» Your goal
Exactly as given, repeat all of the entries.

» Data lines
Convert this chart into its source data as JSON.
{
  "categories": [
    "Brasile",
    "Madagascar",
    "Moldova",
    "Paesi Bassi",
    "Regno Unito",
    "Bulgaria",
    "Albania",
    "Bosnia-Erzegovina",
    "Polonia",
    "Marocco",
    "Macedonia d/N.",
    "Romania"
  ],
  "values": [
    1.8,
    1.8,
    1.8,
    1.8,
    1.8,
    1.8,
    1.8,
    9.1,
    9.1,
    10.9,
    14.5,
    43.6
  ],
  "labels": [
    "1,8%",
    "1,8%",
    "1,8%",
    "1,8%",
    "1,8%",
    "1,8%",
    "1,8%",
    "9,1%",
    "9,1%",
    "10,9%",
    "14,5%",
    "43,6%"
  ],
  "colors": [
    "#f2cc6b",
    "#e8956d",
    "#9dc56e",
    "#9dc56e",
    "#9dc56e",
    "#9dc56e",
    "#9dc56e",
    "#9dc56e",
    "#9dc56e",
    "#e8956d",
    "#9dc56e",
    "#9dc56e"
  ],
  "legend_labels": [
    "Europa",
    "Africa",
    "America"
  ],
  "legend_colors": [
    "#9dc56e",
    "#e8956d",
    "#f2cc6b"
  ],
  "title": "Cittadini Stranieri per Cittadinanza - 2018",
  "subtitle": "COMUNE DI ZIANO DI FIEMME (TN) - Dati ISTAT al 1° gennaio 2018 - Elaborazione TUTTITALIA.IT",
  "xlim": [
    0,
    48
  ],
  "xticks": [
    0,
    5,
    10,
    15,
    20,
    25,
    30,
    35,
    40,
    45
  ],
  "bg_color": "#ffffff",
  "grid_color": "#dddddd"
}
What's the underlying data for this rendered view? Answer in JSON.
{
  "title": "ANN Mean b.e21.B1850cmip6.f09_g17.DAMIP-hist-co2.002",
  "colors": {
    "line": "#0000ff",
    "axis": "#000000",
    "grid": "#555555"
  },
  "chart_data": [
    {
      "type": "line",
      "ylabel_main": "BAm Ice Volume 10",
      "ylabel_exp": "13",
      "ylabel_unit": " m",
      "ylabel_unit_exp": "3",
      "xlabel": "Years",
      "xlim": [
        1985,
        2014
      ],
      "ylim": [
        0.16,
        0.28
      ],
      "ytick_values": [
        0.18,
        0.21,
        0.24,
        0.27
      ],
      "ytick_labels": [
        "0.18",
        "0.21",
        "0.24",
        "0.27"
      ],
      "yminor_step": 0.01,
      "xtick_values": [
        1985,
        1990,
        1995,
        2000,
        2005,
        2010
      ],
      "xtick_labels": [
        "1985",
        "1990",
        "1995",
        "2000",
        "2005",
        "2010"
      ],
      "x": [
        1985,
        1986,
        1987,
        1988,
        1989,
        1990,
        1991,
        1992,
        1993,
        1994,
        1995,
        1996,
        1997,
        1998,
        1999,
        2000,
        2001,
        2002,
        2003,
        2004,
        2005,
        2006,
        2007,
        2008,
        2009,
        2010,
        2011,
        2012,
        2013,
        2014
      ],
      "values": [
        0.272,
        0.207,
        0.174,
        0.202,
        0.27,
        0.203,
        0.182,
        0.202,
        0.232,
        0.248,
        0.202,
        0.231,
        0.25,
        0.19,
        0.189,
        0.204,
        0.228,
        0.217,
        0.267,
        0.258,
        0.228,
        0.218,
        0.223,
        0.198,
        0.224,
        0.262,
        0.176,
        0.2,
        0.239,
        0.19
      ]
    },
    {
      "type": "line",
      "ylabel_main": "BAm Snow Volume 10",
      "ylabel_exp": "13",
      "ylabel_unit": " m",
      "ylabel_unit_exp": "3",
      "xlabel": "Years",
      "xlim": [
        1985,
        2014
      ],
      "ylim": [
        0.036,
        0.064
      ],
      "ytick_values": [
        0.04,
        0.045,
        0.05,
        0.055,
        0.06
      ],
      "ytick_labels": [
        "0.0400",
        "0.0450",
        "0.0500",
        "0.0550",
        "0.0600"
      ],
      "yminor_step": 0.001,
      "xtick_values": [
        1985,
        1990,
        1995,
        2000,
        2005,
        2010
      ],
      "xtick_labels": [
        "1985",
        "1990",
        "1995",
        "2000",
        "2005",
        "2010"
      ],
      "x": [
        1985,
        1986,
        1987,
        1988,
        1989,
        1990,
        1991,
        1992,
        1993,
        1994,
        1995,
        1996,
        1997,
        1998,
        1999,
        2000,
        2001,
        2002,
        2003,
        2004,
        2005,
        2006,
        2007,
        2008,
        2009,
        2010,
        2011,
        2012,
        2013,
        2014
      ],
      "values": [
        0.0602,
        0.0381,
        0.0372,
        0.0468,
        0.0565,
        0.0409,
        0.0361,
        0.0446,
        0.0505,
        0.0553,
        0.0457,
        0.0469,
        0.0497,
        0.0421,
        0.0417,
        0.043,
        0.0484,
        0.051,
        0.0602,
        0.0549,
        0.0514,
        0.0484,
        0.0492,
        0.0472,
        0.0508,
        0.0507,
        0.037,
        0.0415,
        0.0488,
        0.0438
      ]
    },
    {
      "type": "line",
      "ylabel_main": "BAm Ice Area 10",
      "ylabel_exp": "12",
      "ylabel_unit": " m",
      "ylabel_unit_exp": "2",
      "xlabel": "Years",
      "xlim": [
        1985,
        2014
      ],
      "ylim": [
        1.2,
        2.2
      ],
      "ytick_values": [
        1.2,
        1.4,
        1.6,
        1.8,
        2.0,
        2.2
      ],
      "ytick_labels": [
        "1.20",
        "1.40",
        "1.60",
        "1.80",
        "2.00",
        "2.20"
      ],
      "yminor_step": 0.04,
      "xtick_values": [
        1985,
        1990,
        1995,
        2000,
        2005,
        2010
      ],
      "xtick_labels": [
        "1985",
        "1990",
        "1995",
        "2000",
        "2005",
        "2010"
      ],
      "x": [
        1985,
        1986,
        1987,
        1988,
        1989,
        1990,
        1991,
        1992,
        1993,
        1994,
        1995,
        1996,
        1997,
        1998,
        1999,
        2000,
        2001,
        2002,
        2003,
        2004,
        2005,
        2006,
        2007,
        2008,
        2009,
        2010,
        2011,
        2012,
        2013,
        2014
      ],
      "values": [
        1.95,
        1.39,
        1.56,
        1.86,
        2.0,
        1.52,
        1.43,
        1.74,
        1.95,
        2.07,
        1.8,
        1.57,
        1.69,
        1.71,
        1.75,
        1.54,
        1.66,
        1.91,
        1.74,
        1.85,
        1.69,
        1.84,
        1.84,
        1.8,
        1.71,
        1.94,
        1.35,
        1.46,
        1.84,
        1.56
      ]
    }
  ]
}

» Answer to this problem
Convert this chart into its source data as JSON.
{
  "categories": [
    "Brasile",
    "Madagascar",
    "Moldova",
    "Paesi Bassi",
    "Regno Unito",
    "Bulgaria",
    "Albania",
    "Bosnia-Erzegovina",
    "Polonia",
    "Marocco",
    "Macedonia d/N.",
    "Romania"
  ],
  "values": [
    1.8,
    1.8,
    1.8,
    1.8,
    1.8,
    1.8,
    1.8,
    9.1,
    9.1,
    10.9,
    14.5,
    43.6
  ],
  "labels": [
    "1,8%",
    "1,8%",
    "1,8%",
    "1,8%",
    "1,8%",
    "1,8%",
    "1,8%",
    "9,1%",
    "9,1%",
    "10,9%",
    "14,5%",
    "43,6%"
  ],
  "colors": [
    "#f2cc6b",
    "#e8956d",
    "#9dc56e",
    "#9dc56e",
    "#9dc56e",
    "#9dc56e",
    "#9dc56e",
    "#9dc56e",
    "#9dc56e",
    "#e8956d",
    "#9dc56e",
    "#9dc56e"
  ],
  "legend_labels": [
    "Europa",
    "Africa",
    "America"
  ],
  "legend_colors": [
    "#9dc56e",
    "#e8956d",
    "#f2cc6b"
  ],
  "title": "Cittadini Stranieri per Cittadinanza - 2018",
  "subtitle": "COMUNE DI ZIANO DI FIEMME (TN) - Dati ISTAT al 1° gennaio 2018 - Elaborazione TUTTITALIA.IT",
  "xlim": [
    0,
    48
  ],
  "xticks": [
    0,
    5,
    10,
    15,
    20,
    25,
    30,
    35,
    40,
    45
  ],
  "bg_color": "#ffffff",
  "grid_color": "#dddddd"
}
What's the underlying data for this rendered view? Answer in JSON.
{
  "title": "ANN Mean b.e21.B1850cmip6.f09_g17.DAMIP-hist-co2.002",
  "colors": {
    "line": "#0000ff",
    "axis": "#000000",
    "grid": "#555555"
  },
  "chart_data": [
    {
      "type": "line",
      "ylabel_main": "BAm Ice Volume 10",
      "ylabel_exp": "13",
      "ylabel_unit": " m",
      "ylabel_unit_exp": "3",
      "xlabel": "Years",
      "xlim": [
        1985,
        2014
      ],
      "ylim": [
        0.16,
        0.28
      ],
      "ytick_values": [
        0.18,
        0.21,
        0.24,
        0.27
      ],
      "ytick_labels": [
        "0.18",
        "0.21",
        "0.24",
        "0.27"
      ],
      "yminor_step": 0.01,
      "xtick_values": [
        1985,
        1990,
        1995,
        2000,
        2005,
        2010
      ],
      "xtick_labels": [
        "1985",
        "1990",
        "1995",
        "2000",
        "2005",
        "2010"
      ],
      "x": [
        1985,
        1986,
        1987,
        1988,
        1989,
        1990,
        1991,
        1992,
        1993,
        1994,
        1995,
        1996,
        1997,
        1998,
        1999,
        2000,
        2001,
        2002,
        2003,
        2004,
        2005,
        2006,
        2007,
        2008,
        2009,
        2010,
        2011,
        2012,
        2013,
        2014
      ],
      "values": [
        0.272,
        0.207,
        0.174,
        0.202,
        0.27,
        0.203,
        0.182,
        0.202,
        0.232,
        0.248,
        0.202,
        0.231,
        0.25,
        0.19,
        0.189,
        0.204,
        0.228,
        0.217,
        0.267,
        0.258,
        0.228,
        0.218,
        0.223,
        0.198,
        0.224,
        0.262,
        0.176,
        0.2,
        0.239,
        0.19
      ]
    },
    {
      "type": "line",
      "ylabel_main": "BAm Snow Volume 10",
      "ylabel_exp": "13",
      "ylabel_unit": " m",
      "ylabel_unit_exp": "3",
      "xlabel": "Years",
      "xlim": [
        1985,
        2014
      ],
      "ylim": [
        0.036,
        0.064
      ],
      "ytick_values": [
        0.04,
        0.045,
        0.05,
        0.055,
        0.06
      ],
      "ytick_labels": [
        "0.0400",
        "0.0450",
        "0.0500",
        "0.0550",
        "0.0600"
      ],
      "yminor_step": 0.001,
      "xtick_values": [
        1985,
        1990,
        1995,
        2000,
        2005,
        2010
      ],
      "xtick_labels": [
        "1985",
        "1990",
        "1995",
        "2000",
        "2005",
        "2010"
      ],
      "x": [
        1985,
        1986,
        1987,
        1988,
        1989,
        1990,
        1991,
        1992,
        1993,
        1994,
        1995,
        1996,
        1997,
        1998,
        1999,
        2000,
        2001,
        2002,
        2003,
        2004,
        2005,
        2006,
        2007,
        2008,
        2009,
        2010,
        2011,
        2012,
        2013,
        2014
      ],
      "values": [
        0.0602,
        0.0381,
        0.0372,
        0.0468,
        0.0565,
        0.0409,
        0.0361,
        0.0446,
        0.0505,
        0.0553,
        0.0457,
        0.0469,
        0.0497,
        0.0421,
        0.0417,
        0.043,
        0.0484,
        0.051,
        0.0602,
        0.0549,
        0.0514,
        0.0484,
        0.0492,
        0.0472,
        0.0508,
        0.0507,
        0.037,
        0.0415,
        0.0488,
        0.0438
      ]
    },
    {
      "type": "line",
      "ylabel_main": "BAm Ice Area 10",
      "ylabel_exp": "12",
      "ylabel_unit": " m",
      "ylabel_unit_exp": "2",
      "xlabel": "Years",
      "xlim": [
        1985,
        2014
      ],
      "ylim": [
        1.2,
        2.2
      ],
      "ytick_values": [
        1.2,
        1.4,
        1.6,
        1.8,
        2.0,
        2.2
      ],
      "ytick_labels": [
        "1.20",
        "1.40",
        "1.60",
        "1.80",
        "2.00",
        "2.20"
      ],
      "yminor_step": 0.04,
      "xtick_values": [
        1985,
        1990,
        1995,
        2000,
        2005,
        2010
      ],
      "xtick_labels": [
        "1985",
        "1990",
        "1995",
        "2000",
        "2005",
        "2010"
      ],
      "x": [
        1985,
        1986,
        1987,
        1988,
        1989,
        1990,
        1991,
        1992,
        1993,
        1994,
        1995,
        1996,
        1997,
        1998,
        1999,
        2000,
        2001,
        2002,
        2003,
        2004,
        2005,
        2006,
        2007,
        2008,
        2009,
        2010,
        2011,
        2012,
        2013,
        2014
      ],
      "values": [
        1.95,
        1.39,
        1.56,
        1.86,
        2.0,
        1.52,
        1.43,
        1.74,
        1.95,
        2.07,
        1.8,
        1.57,
        1.69,
        1.71,
        1.75,
        1.54,
        1.66,
        1.91,
        1.74,
        1.85,
        1.69,
        1.84,
        1.84,
        1.8,
        1.71,
        1.94,
        1.35,
        1.46,
        1.84,
        1.56
      ]
    }
  ]
}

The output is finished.